--- DATA SUPPLIED ---

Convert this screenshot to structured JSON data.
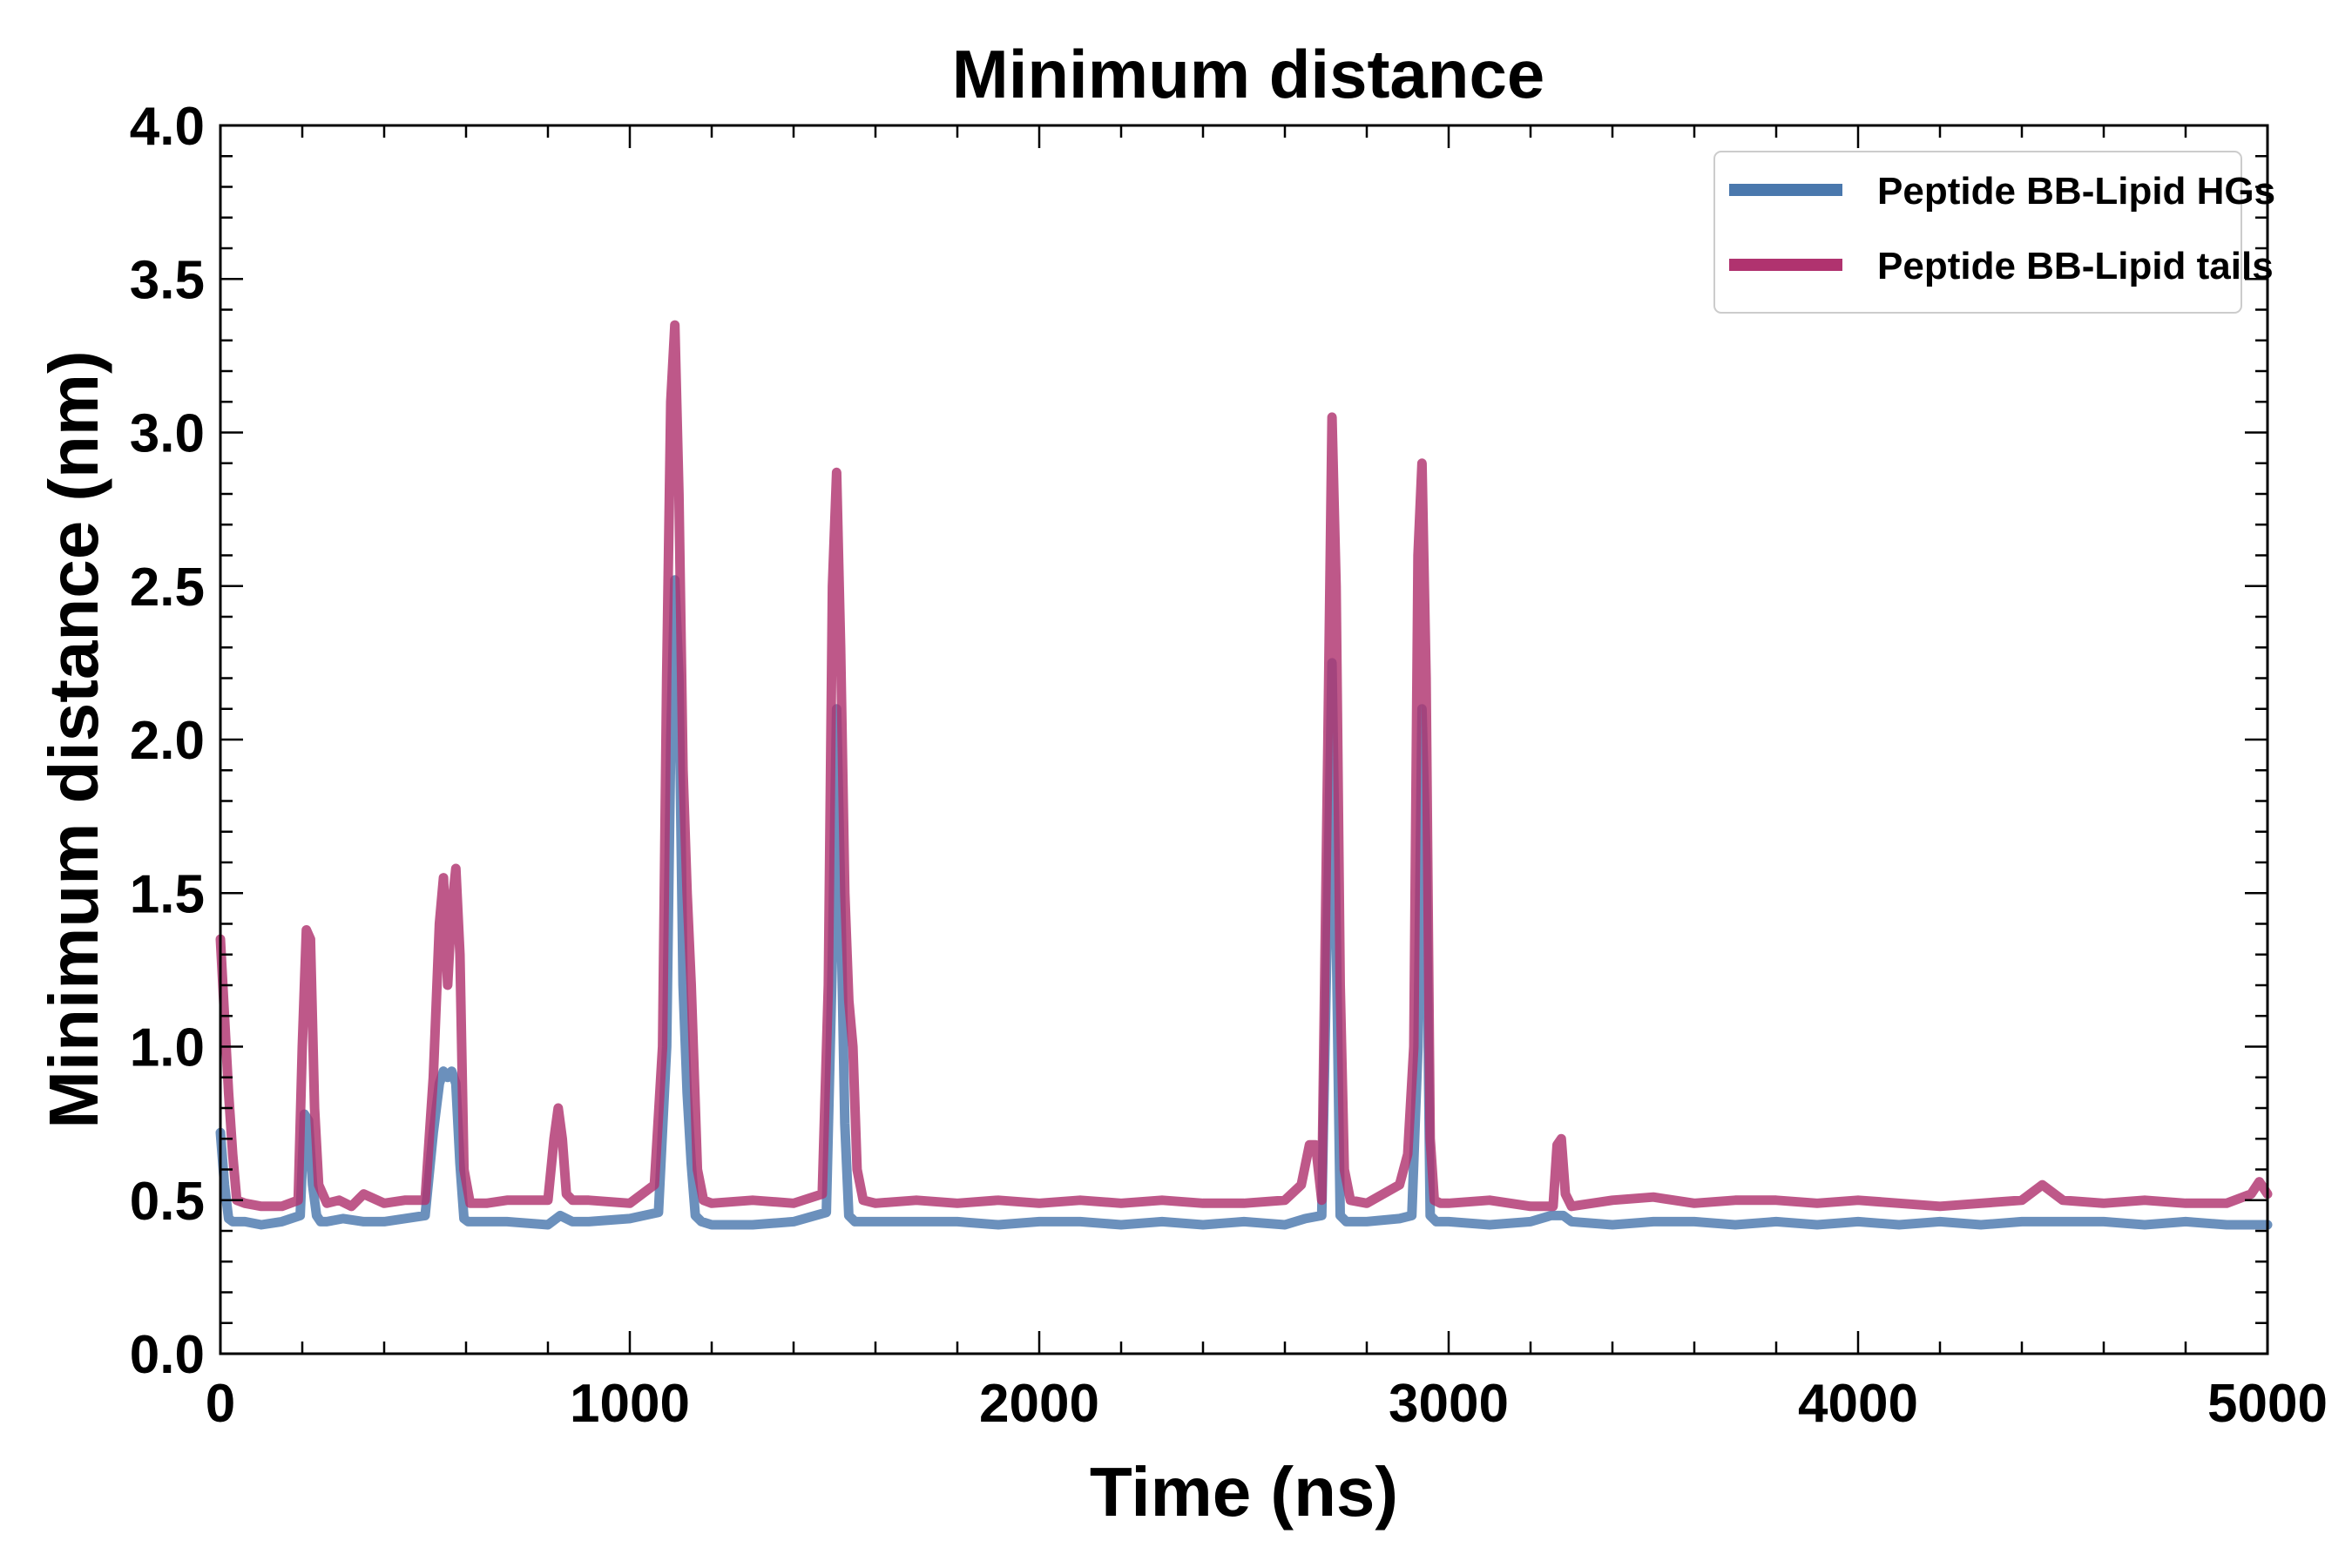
{
  "chart_data": {
    "type": "line",
    "title": "Minimum distance",
    "xlabel": "Time (ns)",
    "ylabel": "Minimum distance (nm)",
    "xlim": [
      0,
      5000
    ],
    "ylim": [
      0.0,
      4.0
    ],
    "xticks": [
      "0",
      "1000",
      "2000",
      "3000",
      "4000",
      "5000"
    ],
    "yticks": [
      "0.0",
      "0.5",
      "1.0",
      "1.5",
      "2.0",
      "2.5",
      "3.0",
      "3.5",
      "4.0"
    ],
    "grid": false,
    "legend_position": "top-right",
    "series": [
      {
        "name": "Peptide BB-Lipid HGs",
        "color": "#4a78ad",
        "x": [
          0,
          10,
          20,
          30,
          60,
          100,
          150,
          195,
          205,
          215,
          225,
          235,
          245,
          260,
          300,
          350,
          400,
          450,
          500,
          520,
          535,
          545,
          555,
          565,
          575,
          585,
          595,
          605,
          620,
          700,
          800,
          830,
          860,
          900,
          1000,
          1070,
          1090,
          1100,
          1110,
          1120,
          1130,
          1140,
          1150,
          1160,
          1175,
          1200,
          1300,
          1400,
          1480,
          1495,
          1505,
          1515,
          1525,
          1535,
          1550,
          1570,
          1600,
          1700,
          1800,
          1900,
          2000,
          2100,
          2200,
          2300,
          2400,
          2500,
          2600,
          2650,
          2690,
          2705,
          2715,
          2725,
          2735,
          2750,
          2800,
          2880,
          2910,
          2925,
          2935,
          2945,
          2955,
          2970,
          3000,
          3100,
          3200,
          3250,
          3280,
          3300,
          3400,
          3500,
          3600,
          3700,
          3800,
          3900,
          4000,
          4100,
          4200,
          4300,
          4400,
          4500,
          4600,
          4700,
          4800,
          4900,
          5000
        ],
        "y": [
          0.72,
          0.55,
          0.44,
          0.43,
          0.43,
          0.42,
          0.43,
          0.45,
          0.78,
          0.76,
          0.55,
          0.45,
          0.43,
          0.43,
          0.44,
          0.43,
          0.43,
          0.44,
          0.45,
          0.72,
          0.88,
          0.92,
          0.9,
          0.92,
          0.88,
          0.62,
          0.44,
          0.43,
          0.43,
          0.43,
          0.42,
          0.45,
          0.43,
          0.43,
          0.44,
          0.46,
          1.0,
          2.0,
          2.52,
          2.2,
          1.2,
          0.85,
          0.62,
          0.45,
          0.43,
          0.42,
          0.42,
          0.43,
          0.46,
          1.3,
          2.1,
          1.5,
          0.75,
          0.45,
          0.43,
          0.43,
          0.43,
          0.43,
          0.43,
          0.42,
          0.43,
          0.43,
          0.42,
          0.43,
          0.42,
          0.43,
          0.42,
          0.44,
          0.45,
          1.5,
          2.25,
          1.4,
          0.45,
          0.43,
          0.43,
          0.44,
          0.45,
          1.0,
          2.1,
          1.6,
          0.45,
          0.43,
          0.43,
          0.42,
          0.43,
          0.45,
          0.45,
          0.43,
          0.42,
          0.43,
          0.43,
          0.42,
          0.43,
          0.42,
          0.43,
          0.42,
          0.43,
          0.42,
          0.43,
          0.43,
          0.43,
          0.42,
          0.43,
          0.42,
          0.42
        ]
      },
      {
        "name": "Peptide BB-Lipid tails",
        "color": "#b0336f",
        "x": [
          0,
          10,
          20,
          30,
          40,
          60,
          100,
          150,
          190,
          200,
          210,
          220,
          230,
          240,
          260,
          290,
          320,
          350,
          400,
          450,
          500,
          520,
          535,
          545,
          555,
          565,
          575,
          585,
          595,
          610,
          650,
          700,
          800,
          815,
          825,
          835,
          845,
          860,
          900,
          1000,
          1060,
          1080,
          1090,
          1100,
          1110,
          1120,
          1130,
          1140,
          1150,
          1165,
          1180,
          1200,
          1300,
          1400,
          1470,
          1485,
          1495,
          1505,
          1515,
          1525,
          1535,
          1545,
          1555,
          1570,
          1600,
          1700,
          1800,
          1900,
          2000,
          2100,
          2200,
          2300,
          2400,
          2500,
          2600,
          2640,
          2660,
          2675,
          2690,
          2705,
          2715,
          2725,
          2735,
          2745,
          2760,
          2800,
          2880,
          2900,
          2915,
          2925,
          2935,
          2945,
          2955,
          2965,
          2980,
          3000,
          3100,
          3200,
          3255,
          3265,
          3275,
          3285,
          3300,
          3400,
          3500,
          3600,
          3700,
          3800,
          3900,
          4000,
          4100,
          4200,
          4300,
          4400,
          4450,
          4500,
          4600,
          4700,
          4800,
          4900,
          4960,
          4980,
          5000
        ],
        "y": [
          1.35,
          1.1,
          0.85,
          0.65,
          0.5,
          0.49,
          0.48,
          0.48,
          0.5,
          1.0,
          1.38,
          1.35,
          0.8,
          0.55,
          0.49,
          0.5,
          0.48,
          0.52,
          0.49,
          0.5,
          0.5,
          0.9,
          1.4,
          1.55,
          1.2,
          1.45,
          1.58,
          1.3,
          0.6,
          0.49,
          0.49,
          0.5,
          0.5,
          0.7,
          0.8,
          0.7,
          0.52,
          0.5,
          0.5,
          0.49,
          0.55,
          1.0,
          2.2,
          3.1,
          3.35,
          2.8,
          1.9,
          1.5,
          1.2,
          0.6,
          0.5,
          0.49,
          0.5,
          0.49,
          0.52,
          1.2,
          2.5,
          2.87,
          2.3,
          1.5,
          1.15,
          1.0,
          0.6,
          0.5,
          0.49,
          0.5,
          0.49,
          0.5,
          0.49,
          0.5,
          0.49,
          0.5,
          0.49,
          0.49,
          0.5,
          0.55,
          0.68,
          0.68,
          0.5,
          2.0,
          3.05,
          2.5,
          1.2,
          0.6,
          0.5,
          0.49,
          0.55,
          0.65,
          1.0,
          2.6,
          2.9,
          2.2,
          0.7,
          0.5,
          0.49,
          0.49,
          0.5,
          0.48,
          0.48,
          0.68,
          0.7,
          0.52,
          0.48,
          0.5,
          0.51,
          0.49,
          0.5,
          0.5,
          0.49,
          0.5,
          0.49,
          0.48,
          0.49,
          0.5,
          0.55,
          0.5,
          0.49,
          0.5,
          0.49,
          0.49,
          0.52,
          0.56,
          0.52
        ]
      }
    ]
  }
}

---

## EXERCISE
Find the lines in the data that include "Lipid", then copy each of them.

## RESPONSE
        "name": "Peptide BB-Lipid HGs",
        "name": "Peptide BB-Lipid tails",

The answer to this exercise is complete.